## Your instructions:
Copy out the lines that have "aaaaaa" in them.

## Provided records:
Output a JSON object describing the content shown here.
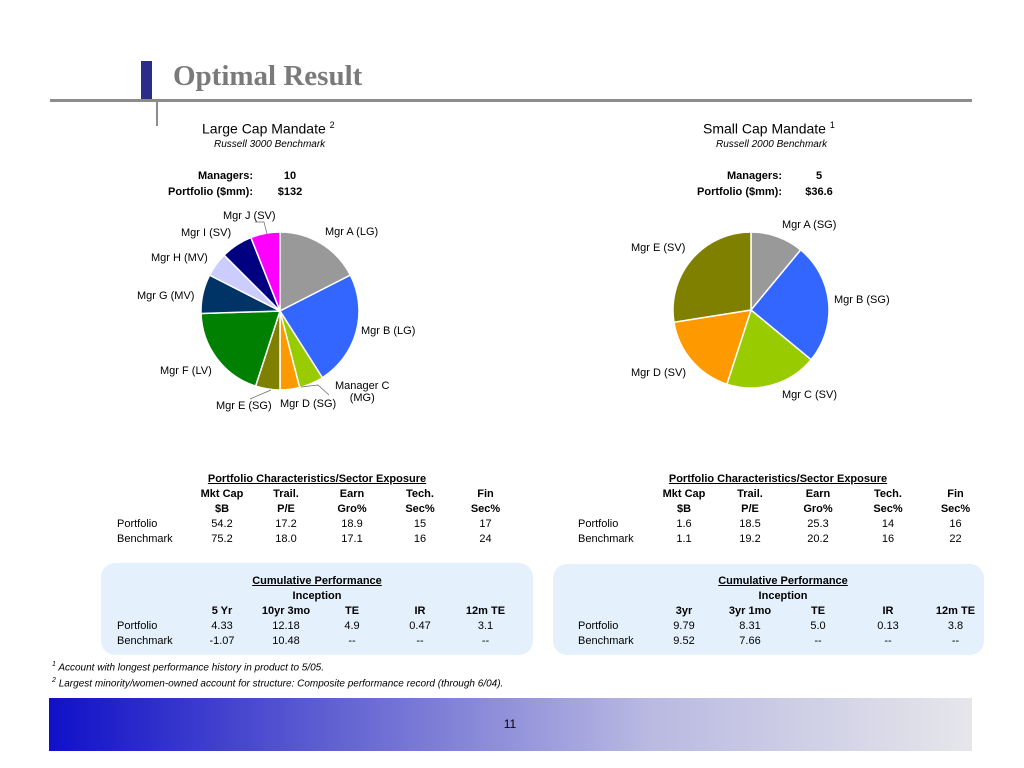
{
  "title": "Optimal Result",
  "page_number": "11",
  "large": {
    "mandate": "Large Cap Mandate",
    "mandate_sup": "2",
    "benchmark": "Russell 3000 Benchmark",
    "managers_label": "Managers:",
    "managers_value": "10",
    "portfolio_label": "Portfolio ($mm):",
    "portfolio_value": "$132",
    "labels": {
      "a": "Mgr A (LG)",
      "b": "Mgr B (LG)",
      "c1": "Manager C",
      "c2": "(MG)",
      "d": "Mgr D (SG)",
      "e": "Mgr E (SG)",
      "f": "Mgr F (LV)",
      "g": "Mgr G (MV)",
      "h": "Mgr H (MV)",
      "i": "Mgr I (SV)",
      "j": "Mgr J (SV)"
    },
    "chars": {
      "title": "Portfolio Characteristics/Sector Exposure",
      "head1": [
        "Mkt Cap",
        "Trail.",
        "Earn",
        "Tech.",
        "Fin"
      ],
      "head2": [
        "$B",
        "P/E",
        "Gro%",
        "Sec%",
        "Sec%"
      ],
      "rows": [
        {
          "label": "Portfolio",
          "values": [
            "54.2",
            "17.2",
            "18.9",
            "15",
            "17"
          ]
        },
        {
          "label": "Benchmark",
          "values": [
            "75.2",
            "18.0",
            "17.1",
            "16",
            "24"
          ]
        }
      ]
    },
    "perf": {
      "title": "Cumulative Performance",
      "inception": "Inception",
      "head": [
        "5 Yr",
        "10yr 3mo",
        "TE",
        "IR",
        "12m TE"
      ],
      "rows": [
        {
          "label": "Portfolio",
          "values": [
            "4.33",
            "12.18",
            "4.9",
            "0.47",
            "3.1"
          ]
        },
        {
          "label": "Benchmark",
          "values": [
            "-1.07",
            "10.48",
            "--",
            "--",
            "--"
          ]
        }
      ]
    }
  },
  "small": {
    "mandate": "Small Cap Mandate",
    "mandate_sup": "1",
    "benchmark": "Russell 2000 Benchmark",
    "managers_label": "Managers:",
    "managers_value": "5",
    "portfolio_label": "Portfolio ($mm):",
    "portfolio_value": "$36.6",
    "labels": {
      "a": "Mgr A (SG)",
      "b": "Mgr B (SG)",
      "c": "Mgr C (SV)",
      "d": "Mgr D (SV)",
      "e": "Mgr E (SV)"
    },
    "chars": {
      "title": "Portfolio Characteristics/Sector Exposure",
      "head1": [
        "Mkt Cap",
        "Trail.",
        "Earn",
        "Tech.",
        "Fin"
      ],
      "head2": [
        "$B",
        "P/E",
        "Gro%",
        "Sec%",
        "Sec%"
      ],
      "rows": [
        {
          "label": "Portfolio",
          "values": [
            "1.6",
            "18.5",
            "25.3",
            "14",
            "16"
          ]
        },
        {
          "label": "Benchmark",
          "values": [
            "1.1",
            "19.2",
            "20.2",
            "16",
            "22"
          ]
        }
      ]
    },
    "perf": {
      "title": "Cumulative Performance",
      "inception": "Inception",
      "head": [
        "3yr",
        "3yr 1mo",
        "TE",
        "IR",
        "12m TE"
      ],
      "rows": [
        {
          "label": "Portfolio",
          "values": [
            "9.79",
            "8.31",
            "5.0",
            "0.13",
            "3.8"
          ]
        },
        {
          "label": "Benchmark",
          "values": [
            "9.52",
            "7.66",
            "--",
            "--",
            "--"
          ]
        }
      ]
    }
  },
  "footnotes": [
    {
      "sup": "1",
      "text": "Account with longest performance history in product to 5/05."
    },
    {
      "sup": "2",
      "text": "Largest minority/women-owned account for structure: Composite performance record (through 6/04)."
    }
  ],
  "chart_data": [
    {
      "type": "pie",
      "title": "Large Cap Mandate",
      "labels": [
        "Mgr A (LG)",
        "Mgr B (LG)",
        "Manager C (MG)",
        "Mgr D (SG)",
        "Mgr E (SG)",
        "Mgr F (LV)",
        "Mgr G (MV)",
        "Mgr H (MV)",
        "Mgr I (SV)",
        "Mgr J (SV)"
      ],
      "values": [
        17.5,
        23.5,
        5,
        4,
        5,
        19.5,
        8,
        5,
        6.5,
        6
      ],
      "colors": [
        "#999999",
        "#3366ff",
        "#99cc00",
        "#ff9900",
        "#808000",
        "#008000",
        "#003366",
        "#ccccff",
        "#000080",
        "#ff00ff"
      ]
    },
    {
      "type": "pie",
      "title": "Small Cap Mandate",
      "labels": [
        "Mgr A (SG)",
        "Mgr B (SG)",
        "Mgr C (SV)",
        "Mgr D (SV)",
        "Mgr E (SV)"
      ],
      "values": [
        11,
        25,
        19,
        17.5,
        27.5
      ],
      "colors": [
        "#999999",
        "#3366ff",
        "#99cc00",
        "#ff9900",
        "#808000"
      ]
    }
  ]
}
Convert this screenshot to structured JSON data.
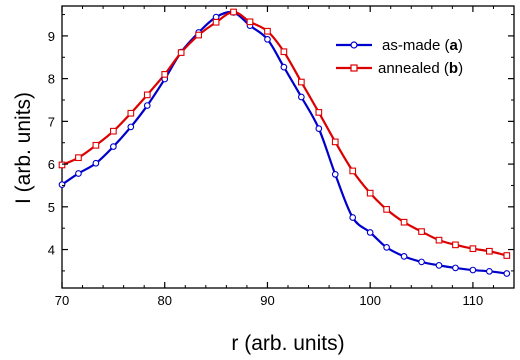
{
  "chart_data": {
    "type": "line",
    "xlabel": "r (arb. units)",
    "ylabel": "I (arb. units)",
    "xlim": [
      70,
      114
    ],
    "ylim": [
      3.1,
      9.7
    ],
    "xticks": [
      70,
      80,
      90,
      100,
      110
    ],
    "yticks": [
      4,
      5,
      6,
      7,
      8,
      9
    ],
    "grid": false,
    "legend_position": "top-right",
    "series": [
      {
        "name": "as-made",
        "label_suffix": "a",
        "color": "#0000cc",
        "marker": "circle",
        "x": [
          70.0,
          71.6,
          73.3,
          75.0,
          76.7,
          78.3,
          80.0,
          81.6,
          83.3,
          85.0,
          86.7,
          88.3,
          90.0,
          91.6,
          93.3,
          95.0,
          96.6,
          98.3,
          100.0,
          101.6,
          103.3,
          105.0,
          106.7,
          108.3,
          110.0,
          111.6,
          113.3
        ],
        "y": [
          5.52,
          5.78,
          6.02,
          6.41,
          6.87,
          7.37,
          7.99,
          8.62,
          9.08,
          9.44,
          9.55,
          9.24,
          8.92,
          8.27,
          7.57,
          6.83,
          5.76,
          4.75,
          4.4,
          4.05,
          3.84,
          3.71,
          3.63,
          3.57,
          3.52,
          3.49,
          3.44
        ]
      },
      {
        "name": "annealed",
        "label_suffix": "b",
        "color": "#dd0000",
        "marker": "square",
        "x": [
          70.0,
          71.6,
          73.3,
          75.0,
          76.7,
          78.3,
          80.0,
          81.6,
          83.3,
          85.0,
          86.7,
          88.3,
          90.0,
          91.6,
          93.3,
          95.0,
          96.6,
          98.3,
          100.0,
          101.6,
          103.3,
          105.0,
          106.7,
          108.3,
          110.0,
          111.6,
          113.3
        ],
        "y": [
          5.98,
          6.15,
          6.44,
          6.77,
          7.19,
          7.62,
          8.1,
          8.61,
          9.02,
          9.32,
          9.56,
          9.33,
          9.11,
          8.63,
          7.92,
          7.21,
          6.52,
          5.84,
          5.32,
          4.94,
          4.64,
          4.42,
          4.22,
          4.11,
          4.02,
          3.96,
          3.86
        ]
      }
    ]
  }
}
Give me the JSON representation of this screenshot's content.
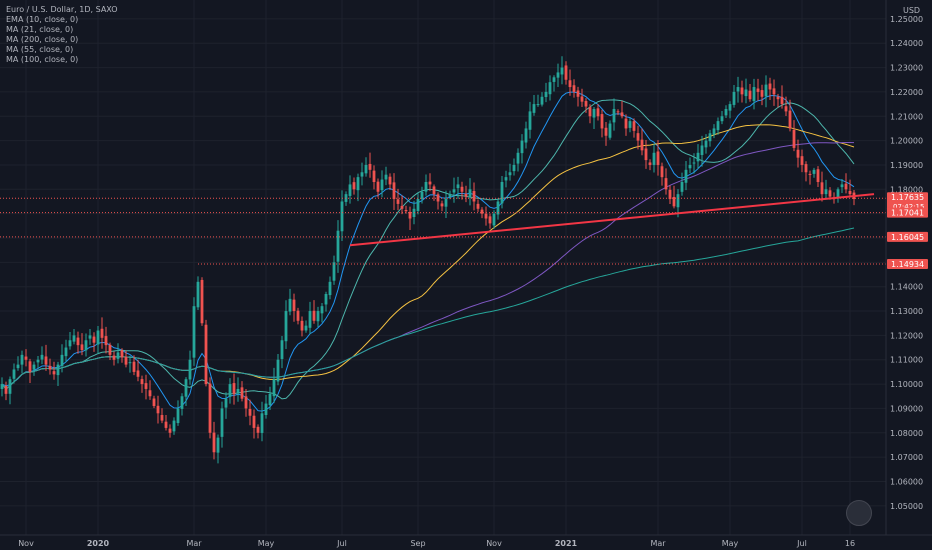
{
  "header": {
    "symbol_line": "Euro / U.S. Dollar, 1D, SAXO"
  },
  "indicators": [
    {
      "label": "EMA (10, close, 0)",
      "color": "#2196f3"
    },
    {
      "label": "MA (21, close, 0)",
      "color": "#4db6ac"
    },
    {
      "label": "MA (200, close, 0)",
      "color": "#26a69a"
    },
    {
      "label": "MA (55, close, 0)",
      "color": "#f5c242"
    },
    {
      "label": "MA (100, close, 0)",
      "color": "#7e57c2"
    }
  ],
  "colors": {
    "up": "#26a69a",
    "down": "#ef5350",
    "trendline": "#f23645",
    "background": "#131722"
  },
  "chart_data": {
    "type": "candlestick",
    "currency_label": "USD",
    "y_ticks": [
      "1.25000",
      "1.24000",
      "1.23000",
      "1.22000",
      "1.21000",
      "1.20000",
      "1.19000",
      "1.18000",
      "1.17000",
      "1.16000",
      "1.15000",
      "1.14000",
      "1.13000",
      "1.12000",
      "1.11000",
      "1.10000",
      "1.09000",
      "1.08000",
      "1.07000",
      "1.06000",
      "1.05000"
    ],
    "ylim": [
      1.045,
      1.252
    ],
    "x_ticks": [
      {
        "label": "Nov",
        "i": 6
      },
      {
        "label": "2020",
        "i": 24
      },
      {
        "label": "Mar",
        "i": 48
      },
      {
        "label": "May",
        "i": 66
      },
      {
        "label": "Jul",
        "i": 85
      },
      {
        "label": "Sep",
        "i": 104
      },
      {
        "label": "Nov",
        "i": 123
      },
      {
        "label": "2021",
        "i": 141
      },
      {
        "label": "Mar",
        "i": 164
      },
      {
        "label": "May",
        "i": 182
      },
      {
        "label": "Jul",
        "i": 200
      },
      {
        "label": "16",
        "i": 212
      }
    ],
    "closes": [
      1.1,
      1.096,
      1.102,
      1.106,
      1.108,
      1.112,
      1.11,
      1.105,
      1.108,
      1.11,
      1.112,
      1.108,
      1.106,
      1.104,
      1.108,
      1.112,
      1.115,
      1.118,
      1.12,
      1.116,
      1.114,
      1.118,
      1.12,
      1.117,
      1.122,
      1.119,
      1.116,
      1.112,
      1.11,
      1.113,
      1.111,
      1.108,
      1.109,
      1.105,
      1.103,
      1.1,
      1.098,
      1.095,
      1.091,
      1.088,
      1.085,
      1.082,
      1.08,
      1.085,
      1.09,
      1.095,
      1.102,
      1.11,
      1.132,
      1.142,
      1.125,
      1.1,
      1.08,
      1.072,
      1.078,
      1.09,
      1.094,
      1.1,
      1.096,
      1.098,
      1.094,
      1.09,
      1.087,
      1.082,
      1.08,
      1.088,
      1.092,
      1.096,
      1.102,
      1.11,
      1.118,
      1.13,
      1.135,
      1.13,
      1.126,
      1.122,
      1.124,
      1.13,
      1.126,
      1.13,
      1.132,
      1.137,
      1.142,
      1.15,
      1.163,
      1.175,
      1.178,
      1.182,
      1.18,
      1.185,
      1.187,
      1.19,
      1.188,
      1.183,
      1.179,
      1.184,
      1.186,
      1.182,
      1.176,
      1.174,
      1.172,
      1.171,
      1.168,
      1.172,
      1.176,
      1.179,
      1.183,
      1.182,
      1.178,
      1.175,
      1.173,
      1.176,
      1.178,
      1.18,
      1.182,
      1.179,
      1.177,
      1.18,
      1.175,
      1.172,
      1.17,
      1.168,
      1.166,
      1.17,
      1.175,
      1.183,
      1.185,
      1.187,
      1.19,
      1.195,
      1.2,
      1.205,
      1.212,
      1.215,
      1.215,
      1.218,
      1.22,
      1.224,
      1.226,
      1.228,
      1.23,
      1.225,
      1.222,
      1.22,
      1.218,
      1.216,
      1.214,
      1.21,
      1.213,
      1.21,
      1.205,
      1.202,
      1.207,
      1.213,
      1.212,
      1.21,
      1.205,
      1.208,
      1.204,
      1.2,
      1.196,
      1.192,
      1.19,
      1.195,
      1.19,
      1.185,
      1.18,
      1.176,
      1.173,
      1.178,
      1.183,
      1.188,
      1.19,
      1.191,
      1.195,
      1.198,
      1.2,
      1.203,
      1.205,
      1.208,
      1.21,
      1.213,
      1.215,
      1.22,
      1.222,
      1.219,
      1.221,
      1.217,
      1.222,
      1.22,
      1.218,
      1.223,
      1.221,
      1.219,
      1.217,
      1.215,
      1.212,
      1.205,
      1.197,
      1.193,
      1.19,
      1.187,
      1.186,
      1.188,
      1.183,
      1.178,
      1.18,
      1.177,
      1.176,
      1.18,
      1.182,
      1.18,
      1.178,
      1.176
    ],
    "trendline": [
      [
        87,
        1.157
      ],
      [
        218,
        1.178
      ]
    ],
    "price_levels": [
      {
        "value": "1.17635",
        "price": 1.17635,
        "current": true,
        "countdown": "07:42:15"
      },
      {
        "value": "1.17041",
        "price": 1.17041
      },
      {
        "value": "1.16045",
        "price": 1.16045
      },
      {
        "value": "1.14934",
        "price": 1.14934,
        "from_i": 49
      }
    ],
    "moving_averages": [
      {
        "name": "EMA (10, close, 0)",
        "period": 10,
        "ema": true,
        "color": "#2196f3"
      },
      {
        "name": "MA (21, close, 0)",
        "period": 21,
        "color": "#4db6ac"
      },
      {
        "name": "MA (55, close, 0)",
        "period": 55,
        "color": "#f5c242"
      },
      {
        "name": "MA (100, close, 0)",
        "period": 100,
        "color": "#7e57c2"
      },
      {
        "name": "MA (200, close, 0)",
        "period": 200,
        "color": "#26a69a"
      }
    ]
  }
}
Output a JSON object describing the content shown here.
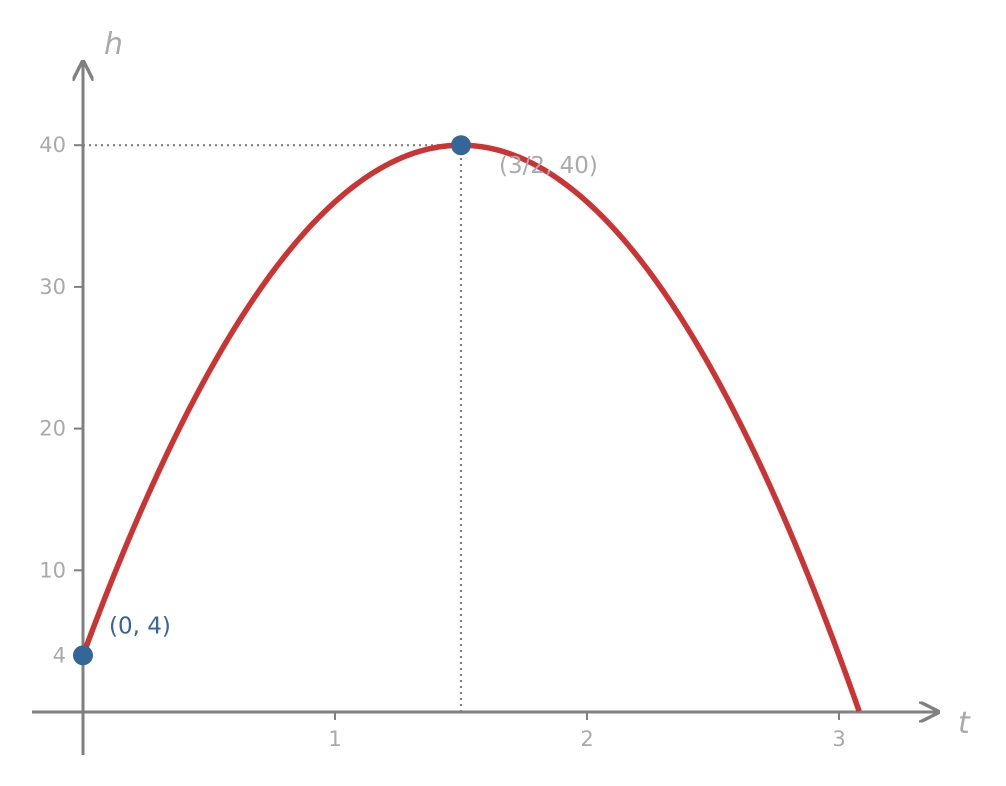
{
  "chart_data": {
    "type": "line",
    "xlabel": "t",
    "ylabel": "h",
    "xlim": [
      0,
      3.4
    ],
    "ylim": [
      0,
      45
    ],
    "x_ticks": [
      1,
      2,
      3
    ],
    "y_ticks": [
      4,
      10,
      20,
      30,
      40
    ],
    "grid": false,
    "series": [
      {
        "function": "h = -16t^2 + 48t + 4",
        "coefficients": {
          "a": -16,
          "b": 48,
          "c": 4
        },
        "domain": [
          0,
          3.08
        ],
        "color": "#cc3333"
      }
    ],
    "points": [
      {
        "x": 0,
        "y": 4,
        "label": "(0,  4)",
        "color": "#336699",
        "label_color": "#336699"
      },
      {
        "x": 1.5,
        "y": 40,
        "label": "(3/2,  40)",
        "color": "#336699",
        "label_color": "#aaaaaa"
      }
    ],
    "guides": [
      {
        "type": "horizontal",
        "y": 40,
        "from_x": 0,
        "to_x": 1.5
      },
      {
        "type": "vertical",
        "x": 1.5,
        "from_y": 0,
        "to_y": 40
      }
    ],
    "colors": {
      "axis": "#808080",
      "curve": "#cc3333",
      "point": "#336699",
      "tick_text": "#aaaaaa",
      "guide": "#808080"
    }
  }
}
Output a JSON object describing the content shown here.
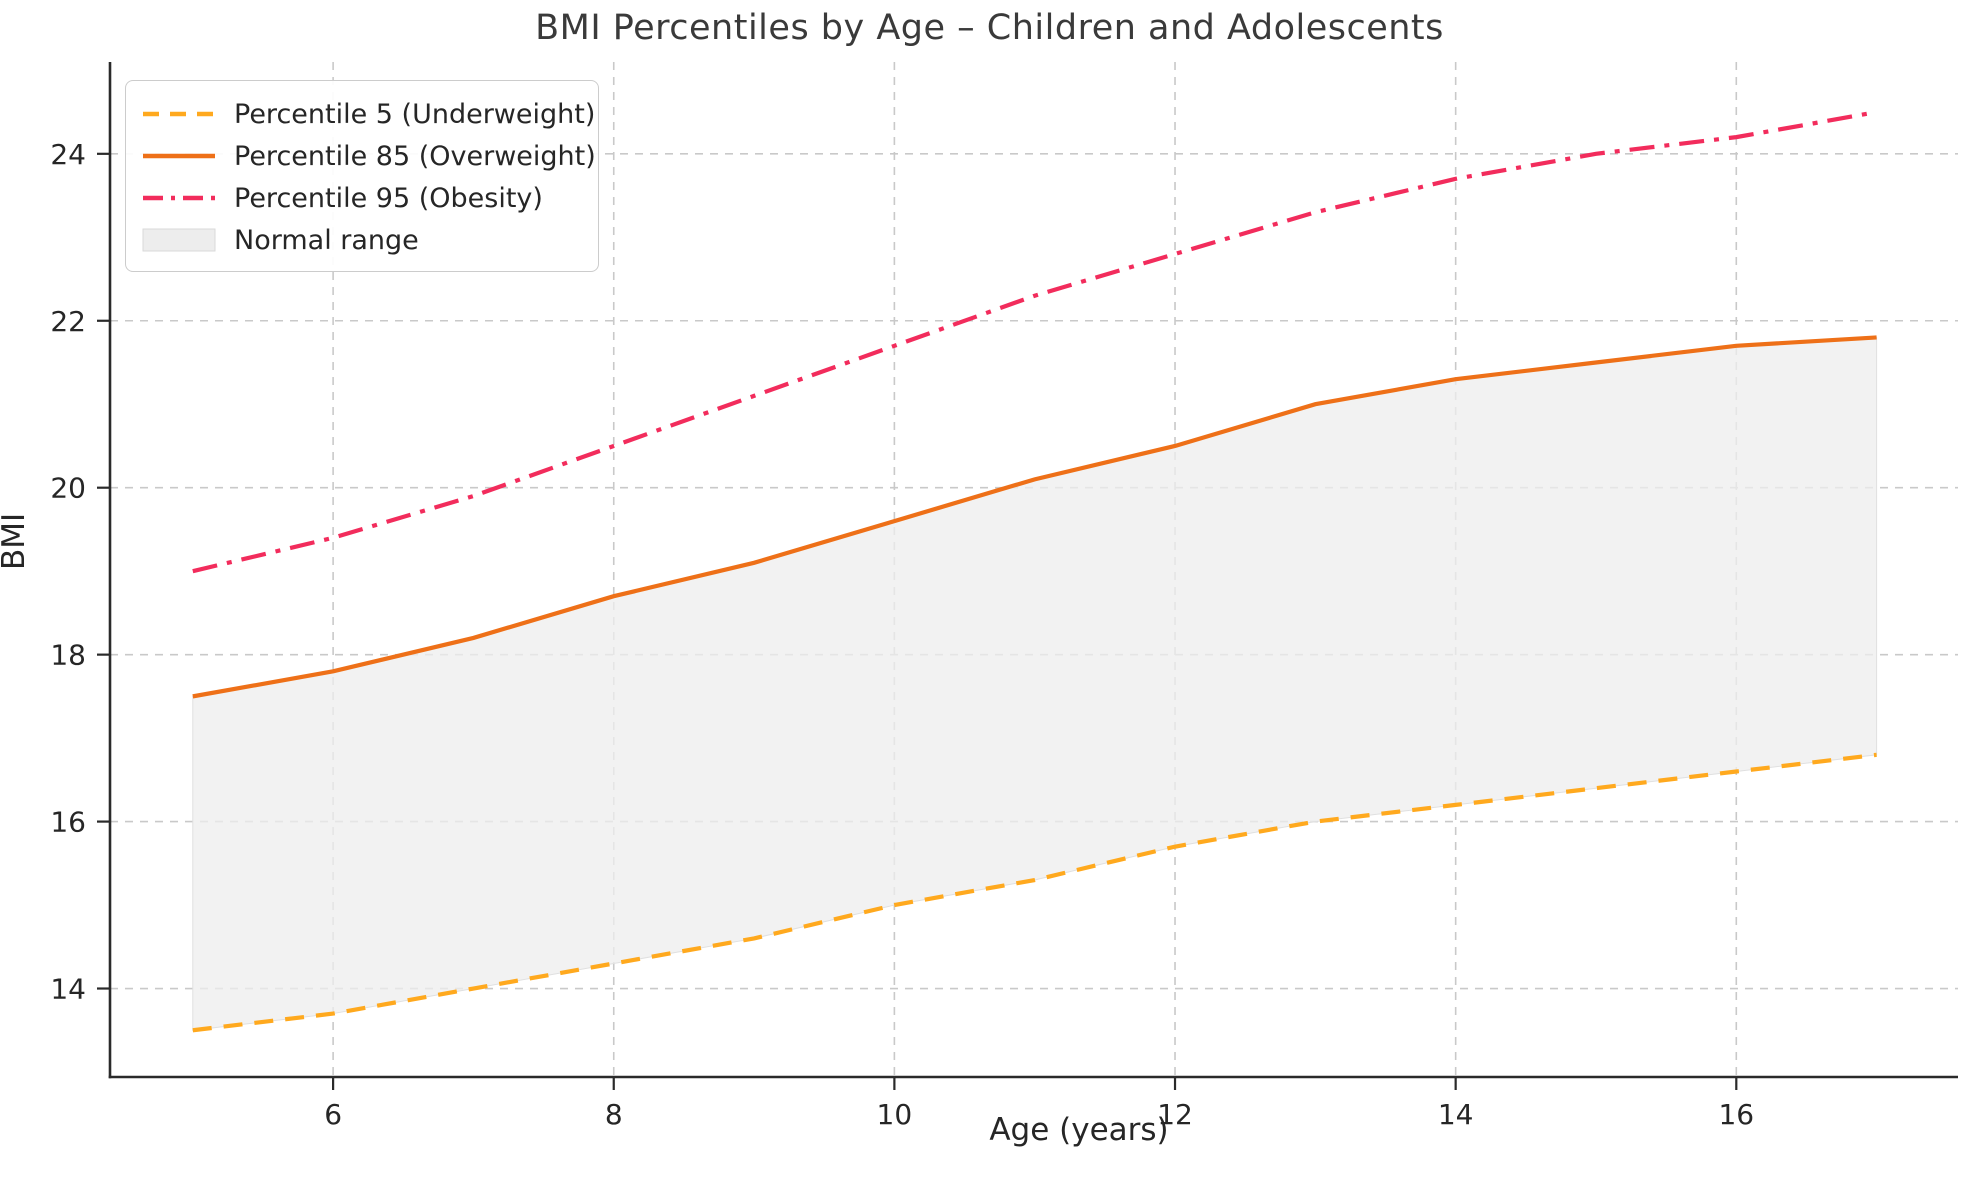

## Solution to this exercise:
        "label_color": "#aaaaaa"
      "tick_text": "#aaaaaa",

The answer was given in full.